CONSIGNE: Recopiez telles quelles les entrées, s'il vous plaît, en commençant par la toute première et en vous arrêtant après la ligne qui contient « - Text: thiamine: thiamine: [75, 296, 122, 306] ».
****
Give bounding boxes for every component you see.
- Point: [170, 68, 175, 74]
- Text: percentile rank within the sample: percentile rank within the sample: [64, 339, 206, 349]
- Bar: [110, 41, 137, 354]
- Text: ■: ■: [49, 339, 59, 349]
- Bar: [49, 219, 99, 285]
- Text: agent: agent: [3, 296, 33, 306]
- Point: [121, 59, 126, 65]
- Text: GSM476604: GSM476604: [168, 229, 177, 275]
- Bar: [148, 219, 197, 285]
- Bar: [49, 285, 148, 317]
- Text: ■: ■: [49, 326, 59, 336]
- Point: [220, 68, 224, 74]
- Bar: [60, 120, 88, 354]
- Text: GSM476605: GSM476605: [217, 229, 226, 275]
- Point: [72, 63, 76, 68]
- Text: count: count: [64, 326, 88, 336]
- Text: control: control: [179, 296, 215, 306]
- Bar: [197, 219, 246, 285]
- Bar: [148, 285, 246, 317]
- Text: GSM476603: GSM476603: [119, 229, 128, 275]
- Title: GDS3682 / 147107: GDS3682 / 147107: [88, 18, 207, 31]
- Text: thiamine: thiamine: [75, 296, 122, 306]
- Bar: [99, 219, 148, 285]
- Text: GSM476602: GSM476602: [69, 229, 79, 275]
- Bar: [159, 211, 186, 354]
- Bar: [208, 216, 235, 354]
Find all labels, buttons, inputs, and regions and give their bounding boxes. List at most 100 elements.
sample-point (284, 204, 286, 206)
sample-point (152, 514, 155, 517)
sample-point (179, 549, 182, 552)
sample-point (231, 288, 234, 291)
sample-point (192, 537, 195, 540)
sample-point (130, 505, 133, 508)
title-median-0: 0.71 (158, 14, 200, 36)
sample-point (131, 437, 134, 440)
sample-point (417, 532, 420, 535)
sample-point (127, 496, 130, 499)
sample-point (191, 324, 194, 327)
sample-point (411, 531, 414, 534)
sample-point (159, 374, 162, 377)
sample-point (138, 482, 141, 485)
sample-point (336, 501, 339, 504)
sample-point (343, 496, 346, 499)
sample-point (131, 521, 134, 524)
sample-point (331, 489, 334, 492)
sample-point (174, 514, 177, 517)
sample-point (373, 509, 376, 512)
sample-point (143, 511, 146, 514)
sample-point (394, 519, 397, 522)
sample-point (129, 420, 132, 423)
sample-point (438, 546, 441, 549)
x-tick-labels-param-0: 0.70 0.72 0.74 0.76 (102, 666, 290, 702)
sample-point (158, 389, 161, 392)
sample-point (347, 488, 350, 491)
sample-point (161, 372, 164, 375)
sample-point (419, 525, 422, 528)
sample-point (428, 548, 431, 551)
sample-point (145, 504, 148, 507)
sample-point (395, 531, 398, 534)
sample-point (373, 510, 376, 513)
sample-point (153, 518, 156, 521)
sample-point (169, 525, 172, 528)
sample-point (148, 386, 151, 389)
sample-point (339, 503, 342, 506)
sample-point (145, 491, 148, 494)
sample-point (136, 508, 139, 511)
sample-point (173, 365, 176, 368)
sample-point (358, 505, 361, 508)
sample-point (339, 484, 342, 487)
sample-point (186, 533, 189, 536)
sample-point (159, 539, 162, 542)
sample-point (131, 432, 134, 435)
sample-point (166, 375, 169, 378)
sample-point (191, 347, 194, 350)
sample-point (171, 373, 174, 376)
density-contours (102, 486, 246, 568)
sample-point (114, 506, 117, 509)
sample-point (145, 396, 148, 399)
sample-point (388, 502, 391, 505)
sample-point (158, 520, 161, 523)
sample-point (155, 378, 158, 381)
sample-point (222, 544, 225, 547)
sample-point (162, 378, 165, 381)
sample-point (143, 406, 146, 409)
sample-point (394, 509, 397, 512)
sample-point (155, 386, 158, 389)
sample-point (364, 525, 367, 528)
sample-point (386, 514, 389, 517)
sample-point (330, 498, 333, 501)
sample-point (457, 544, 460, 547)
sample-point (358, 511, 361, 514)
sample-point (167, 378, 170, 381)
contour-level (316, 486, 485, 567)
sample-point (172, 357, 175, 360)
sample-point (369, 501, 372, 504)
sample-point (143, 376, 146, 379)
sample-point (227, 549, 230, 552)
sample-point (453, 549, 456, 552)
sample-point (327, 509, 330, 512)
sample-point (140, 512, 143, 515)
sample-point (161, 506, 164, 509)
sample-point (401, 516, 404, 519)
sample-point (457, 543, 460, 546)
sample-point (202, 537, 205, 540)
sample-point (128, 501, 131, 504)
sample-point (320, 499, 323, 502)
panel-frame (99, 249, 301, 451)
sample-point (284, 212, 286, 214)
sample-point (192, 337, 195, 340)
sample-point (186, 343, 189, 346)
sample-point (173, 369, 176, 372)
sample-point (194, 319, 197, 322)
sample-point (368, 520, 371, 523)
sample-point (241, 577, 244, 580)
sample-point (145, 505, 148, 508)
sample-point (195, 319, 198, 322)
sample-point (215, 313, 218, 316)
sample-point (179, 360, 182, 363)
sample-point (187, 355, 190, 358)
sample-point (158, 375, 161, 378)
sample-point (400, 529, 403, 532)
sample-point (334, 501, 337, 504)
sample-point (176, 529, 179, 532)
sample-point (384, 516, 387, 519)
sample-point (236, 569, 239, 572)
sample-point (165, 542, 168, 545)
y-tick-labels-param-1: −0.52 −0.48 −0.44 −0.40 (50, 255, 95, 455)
****
RÉPONSE ATTENDUE:
Give bounding boxes for every component you see.
- Point: [170, 68, 175, 74]
- Text: percentile rank within the sample: percentile rank within the sample: [64, 339, 206, 349]
- Bar: [110, 41, 137, 354]
- Text: ■: ■: [49, 339, 59, 349]
- Bar: [49, 219, 99, 285]
- Text: agent: agent: [3, 296, 33, 306]
- Point: [121, 59, 126, 65]
- Text: GSM476604: GSM476604: [168, 229, 177, 275]
- Bar: [148, 219, 197, 285]
- Bar: [49, 285, 148, 317]
- Text: ■: ■: [49, 326, 59, 336]
- Point: [220, 68, 224, 74]
- Bar: [60, 120, 88, 354]
- Text: GSM476605: GSM476605: [217, 229, 226, 275]
- Point: [72, 63, 76, 68]
- Text: count: count: [64, 326, 88, 336]
- Text: control: control: [179, 296, 215, 306]
- Bar: [197, 219, 246, 285]
- Bar: [148, 285, 246, 317]
- Text: GSM476603: GSM476603: [119, 229, 128, 275]
- Title: GDS3682 / 147107: GDS3682 / 147107: [88, 18, 207, 31]
- Text: thiamine: thiamine: [75, 296, 122, 306]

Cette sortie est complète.